> EXERCISE REQUIREMENTS
Output all of the entries exactly as written.

[Dataset items]
======
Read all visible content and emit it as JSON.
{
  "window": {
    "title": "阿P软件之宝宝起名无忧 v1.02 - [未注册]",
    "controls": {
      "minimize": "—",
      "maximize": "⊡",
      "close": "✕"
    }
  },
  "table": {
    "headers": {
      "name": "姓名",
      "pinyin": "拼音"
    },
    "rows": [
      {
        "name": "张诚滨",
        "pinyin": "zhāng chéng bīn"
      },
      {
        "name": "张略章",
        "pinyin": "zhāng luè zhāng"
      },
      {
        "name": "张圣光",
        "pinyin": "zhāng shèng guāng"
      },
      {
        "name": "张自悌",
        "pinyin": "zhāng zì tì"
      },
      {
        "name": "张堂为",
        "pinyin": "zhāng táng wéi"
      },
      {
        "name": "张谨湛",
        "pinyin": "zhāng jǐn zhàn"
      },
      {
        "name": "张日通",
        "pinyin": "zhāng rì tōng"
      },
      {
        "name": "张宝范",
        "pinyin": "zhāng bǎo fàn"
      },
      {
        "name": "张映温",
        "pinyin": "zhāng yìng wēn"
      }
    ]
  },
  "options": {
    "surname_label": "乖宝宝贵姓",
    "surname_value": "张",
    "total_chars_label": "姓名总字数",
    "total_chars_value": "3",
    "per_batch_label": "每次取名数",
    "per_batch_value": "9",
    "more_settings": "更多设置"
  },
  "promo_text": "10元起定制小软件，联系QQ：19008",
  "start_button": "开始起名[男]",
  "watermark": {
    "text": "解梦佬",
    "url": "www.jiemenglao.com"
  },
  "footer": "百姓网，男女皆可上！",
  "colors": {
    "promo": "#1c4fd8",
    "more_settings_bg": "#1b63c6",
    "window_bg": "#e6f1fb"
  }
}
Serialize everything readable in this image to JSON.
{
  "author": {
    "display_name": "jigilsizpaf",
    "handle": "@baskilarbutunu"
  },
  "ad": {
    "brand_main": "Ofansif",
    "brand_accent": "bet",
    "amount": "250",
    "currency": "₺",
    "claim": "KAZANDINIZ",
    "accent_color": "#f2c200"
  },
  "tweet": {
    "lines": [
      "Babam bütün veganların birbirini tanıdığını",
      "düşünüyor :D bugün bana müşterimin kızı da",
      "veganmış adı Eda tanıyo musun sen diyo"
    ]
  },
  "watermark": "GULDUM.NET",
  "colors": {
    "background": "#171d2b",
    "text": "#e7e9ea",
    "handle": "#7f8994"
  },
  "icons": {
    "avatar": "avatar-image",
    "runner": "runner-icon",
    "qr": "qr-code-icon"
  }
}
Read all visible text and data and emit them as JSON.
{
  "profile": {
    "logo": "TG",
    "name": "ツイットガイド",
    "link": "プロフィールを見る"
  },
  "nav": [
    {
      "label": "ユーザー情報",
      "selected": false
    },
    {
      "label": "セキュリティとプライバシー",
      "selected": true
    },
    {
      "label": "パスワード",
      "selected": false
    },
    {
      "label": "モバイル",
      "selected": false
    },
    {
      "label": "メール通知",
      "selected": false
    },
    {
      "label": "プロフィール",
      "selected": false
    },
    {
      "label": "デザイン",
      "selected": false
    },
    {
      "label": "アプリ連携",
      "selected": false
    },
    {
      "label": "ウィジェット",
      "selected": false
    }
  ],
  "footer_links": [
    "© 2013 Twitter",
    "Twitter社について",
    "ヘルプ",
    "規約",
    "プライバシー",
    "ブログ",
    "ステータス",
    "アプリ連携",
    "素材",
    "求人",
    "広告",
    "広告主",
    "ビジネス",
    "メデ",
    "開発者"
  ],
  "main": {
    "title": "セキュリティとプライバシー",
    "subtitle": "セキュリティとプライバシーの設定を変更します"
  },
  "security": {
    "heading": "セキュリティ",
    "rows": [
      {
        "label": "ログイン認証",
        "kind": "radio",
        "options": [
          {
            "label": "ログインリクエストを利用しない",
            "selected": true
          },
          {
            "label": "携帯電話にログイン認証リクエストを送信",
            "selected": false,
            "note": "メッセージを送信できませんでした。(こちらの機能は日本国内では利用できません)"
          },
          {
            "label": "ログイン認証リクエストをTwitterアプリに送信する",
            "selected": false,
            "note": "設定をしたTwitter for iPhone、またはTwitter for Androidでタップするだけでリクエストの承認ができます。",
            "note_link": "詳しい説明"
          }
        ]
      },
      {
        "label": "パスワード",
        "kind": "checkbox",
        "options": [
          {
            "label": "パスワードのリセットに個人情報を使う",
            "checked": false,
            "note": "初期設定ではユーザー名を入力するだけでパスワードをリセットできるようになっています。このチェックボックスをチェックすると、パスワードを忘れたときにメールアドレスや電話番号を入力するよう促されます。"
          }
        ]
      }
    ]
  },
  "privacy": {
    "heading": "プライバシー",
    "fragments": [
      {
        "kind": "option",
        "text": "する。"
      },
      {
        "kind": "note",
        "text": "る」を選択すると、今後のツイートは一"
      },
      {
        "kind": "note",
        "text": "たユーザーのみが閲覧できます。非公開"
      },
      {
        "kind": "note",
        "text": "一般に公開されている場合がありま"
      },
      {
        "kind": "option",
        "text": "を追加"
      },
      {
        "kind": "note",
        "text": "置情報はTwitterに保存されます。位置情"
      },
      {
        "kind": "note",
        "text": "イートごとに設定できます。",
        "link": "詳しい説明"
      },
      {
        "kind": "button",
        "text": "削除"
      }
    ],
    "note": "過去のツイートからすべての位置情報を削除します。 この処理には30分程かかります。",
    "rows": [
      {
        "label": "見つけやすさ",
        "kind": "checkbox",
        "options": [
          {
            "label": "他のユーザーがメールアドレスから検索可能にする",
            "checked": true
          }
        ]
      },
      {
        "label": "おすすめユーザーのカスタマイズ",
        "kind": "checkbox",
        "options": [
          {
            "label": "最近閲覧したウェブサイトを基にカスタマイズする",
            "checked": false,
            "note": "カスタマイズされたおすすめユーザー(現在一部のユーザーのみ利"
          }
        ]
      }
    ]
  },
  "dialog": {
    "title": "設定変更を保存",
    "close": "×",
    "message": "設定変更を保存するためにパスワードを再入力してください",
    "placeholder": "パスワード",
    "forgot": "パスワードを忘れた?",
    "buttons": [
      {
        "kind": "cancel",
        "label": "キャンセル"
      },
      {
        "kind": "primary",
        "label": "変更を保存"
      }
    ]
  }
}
======
> FULL RESPONSE
Read all visible content and emit it as JSON.
{
  "window": {
    "title": "阿P软件之宝宝起名无忧 v1.02 - [未注册]",
    "controls": {
      "minimize": "—",
      "maximize": "⊡",
      "close": "✕"
    }
  },
  "table": {
    "headers": {
      "name": "姓名",
      "pinyin": "拼音"
    },
    "rows": [
      {
        "name": "张诚滨",
        "pinyin": "zhāng chéng bīn"
      },
      {
        "name": "张略章",
        "pinyin": "zhāng luè zhāng"
      },
      {
        "name": "张圣光",
        "pinyin": "zhāng shèng guāng"
      },
      {
        "name": "张自悌",
        "pinyin": "zhāng zì tì"
      },
      {
        "name": "张堂为",
        "pinyin": "zhāng táng wéi"
      },
      {
        "name": "张谨湛",
        "pinyin": "zhāng jǐn zhàn"
      },
      {
        "name": "张日通",
        "pinyin": "zhāng rì tōng"
      },
      {
        "name": "张宝范",
        "pinyin": "zhāng bǎo fàn"
      },
      {
        "name": "张映温",
        "pinyin": "zhāng yìng wēn"
      }
    ]
  },
  "options": {
    "surname_label": "乖宝宝贵姓",
    "surname_value": "张",
    "total_chars_label": "姓名总字数",
    "total_chars_value": "3",
    "per_batch_label": "每次取名数",
    "per_batch_value": "9",
    "more_settings": "更多设置"
  },
  "promo_text": "10元起定制小软件，联系QQ：19008",
  "start_button": "开始起名[男]",
  "watermark": {
    "text": "解梦佬",
    "url": "www.jiemenglao.com"
  },
  "footer": "百姓网，男女皆可上！",
  "colors": {
    "promo": "#1c4fd8",
    "more_settings_bg": "#1b63c6",
    "window_bg": "#e6f1fb"
  }
}
Serialize everything readable in this image to JSON.
{
  "author": {
    "display_name": "jigilsizpaf",
    "handle": "@baskilarbutunu"
  },
  "ad": {
    "brand_main": "Ofansif",
    "brand_accent": "bet",
    "amount": "250",
    "currency": "₺",
    "claim": "KAZANDINIZ",
    "accent_color": "#f2c200"
  },
  "tweet": {
    "lines": [
      "Babam bütün veganların birbirini tanıdığını",
      "düşünüyor :D bugün bana müşterimin kızı da",
      "veganmış adı Eda tanıyo musun sen diyo"
    ]
  },
  "watermark": "GULDUM.NET",
  "colors": {
    "background": "#171d2b",
    "text": "#e7e9ea",
    "handle": "#7f8994"
  },
  "icons": {
    "avatar": "avatar-image",
    "runner": "runner-icon",
    "qr": "qr-code-icon"
  }
}
Read all visible text and data and emit them as JSON.
{
  "profile": {
    "logo": "TG",
    "name": "ツイットガイド",
    "link": "プロフィールを見る"
  },
  "nav": [
    {
      "label": "ユーザー情報",
      "selected": false
    },
    {
      "label": "セキュリティとプライバシー",
      "selected": true
    },
    {
      "label": "パスワード",
      "selected": false
    },
    {
      "label": "モバイル",
      "selected": false
    },
    {
      "label": "メール通知",
      "selected": false
    },
    {
      "label": "プロフィール",
      "selected": false
    },
    {
      "label": "デザイン",
      "selected": false
    },
    {
      "label": "アプリ連携",
      "selected": false
    },
    {
      "label": "ウィジェット",
      "selected": false
    }
  ],
  "footer_links": [
    "© 2013 Twitter",
    "Twitter社について",
    "ヘルプ",
    "規約",
    "プライバシー",
    "ブログ",
    "ステータス",
    "アプリ連携",
    "素材",
    "求人",
    "広告",
    "広告主",
    "ビジネス",
    "メデ",
    "開発者"
  ],
  "main": {
    "title": "セキュリティとプライバシー",
    "subtitle": "セキュリティとプライバシーの設定を変更します"
  },
  "security": {
    "heading": "セキュリティ",
    "rows": [
      {
        "label": "ログイン認証",
        "kind": "radio",
        "options": [
          {
            "label": "ログインリクエストを利用しない",
            "selected": true
          },
          {
            "label": "携帯電話にログイン認証リクエストを送信",
            "selected": false,
            "note": "メッセージを送信できませんでした。(こちらの機能は日本国内では利用できません)"
          },
          {
            "label": "ログイン認証リクエストをTwitterアプリに送信する",
            "selected": false,
            "note": "設定をしたTwitter for iPhone、またはTwitter for Androidでタップするだけでリクエストの承認ができます。",
            "note_link": "詳しい説明"
          }
        ]
      },
      {
        "label": "パスワード",
        "kind": "checkbox",
        "options": [
          {
            "label": "パスワードのリセットに個人情報を使う",
            "checked": false,
            "note": "初期設定ではユーザー名を入力するだけでパスワードをリセットできるようになっています。このチェックボックスをチェックすると、パスワードを忘れたときにメールアドレスや電話番号を入力するよう促されます。"
          }
        ]
      }
    ]
  },
  "privacy": {
    "heading": "プライバシー",
    "fragments": [
      {
        "kind": "option",
        "text": "する。"
      },
      {
        "kind": "note",
        "text": "る」を選択すると、今後のツイートは一"
      },
      {
        "kind": "note",
        "text": "たユーザーのみが閲覧できます。非公開"
      },
      {
        "kind": "note",
        "text": "一般に公開されている場合がありま"
      },
      {
        "kind": "option",
        "text": "を追加"
      },
      {
        "kind": "note",
        "text": "置情報はTwitterに保存されます。位置情"
      },
      {
        "kind": "note",
        "text": "イートごとに設定できます。",
        "link": "詳しい説明"
      },
      {
        "kind": "button",
        "text": "削除"
      }
    ],
    "note": "過去のツイートからすべての位置情報を削除します。 この処理には30分程かかります。",
    "rows": [
      {
        "label": "見つけやすさ",
        "kind": "checkbox",
        "options": [
          {
            "label": "他のユーザーがメールアドレスから検索可能にする",
            "checked": true
          }
        ]
      },
      {
        "label": "おすすめユーザーのカスタマイズ",
        "kind": "checkbox",
        "options": [
          {
            "label": "最近閲覧したウェブサイトを基にカスタマイズする",
            "checked": false,
            "note": "カスタマイズされたおすすめユーザー(現在一部のユーザーのみ利"
          }
        ]
      }
    ]
  },
  "dialog": {
    "title": "設定変更を保存",
    "close": "×",
    "message": "設定変更を保存するためにパスワードを再入力してください",
    "placeholder": "パスワード",
    "forgot": "パスワードを忘れた?",
    "buttons": [
      {
        "kind": "cancel",
        "label": "キャンセル"
      },
      {
        "kind": "primary",
        "label": "変更を保存"
      }
    ]
  }
}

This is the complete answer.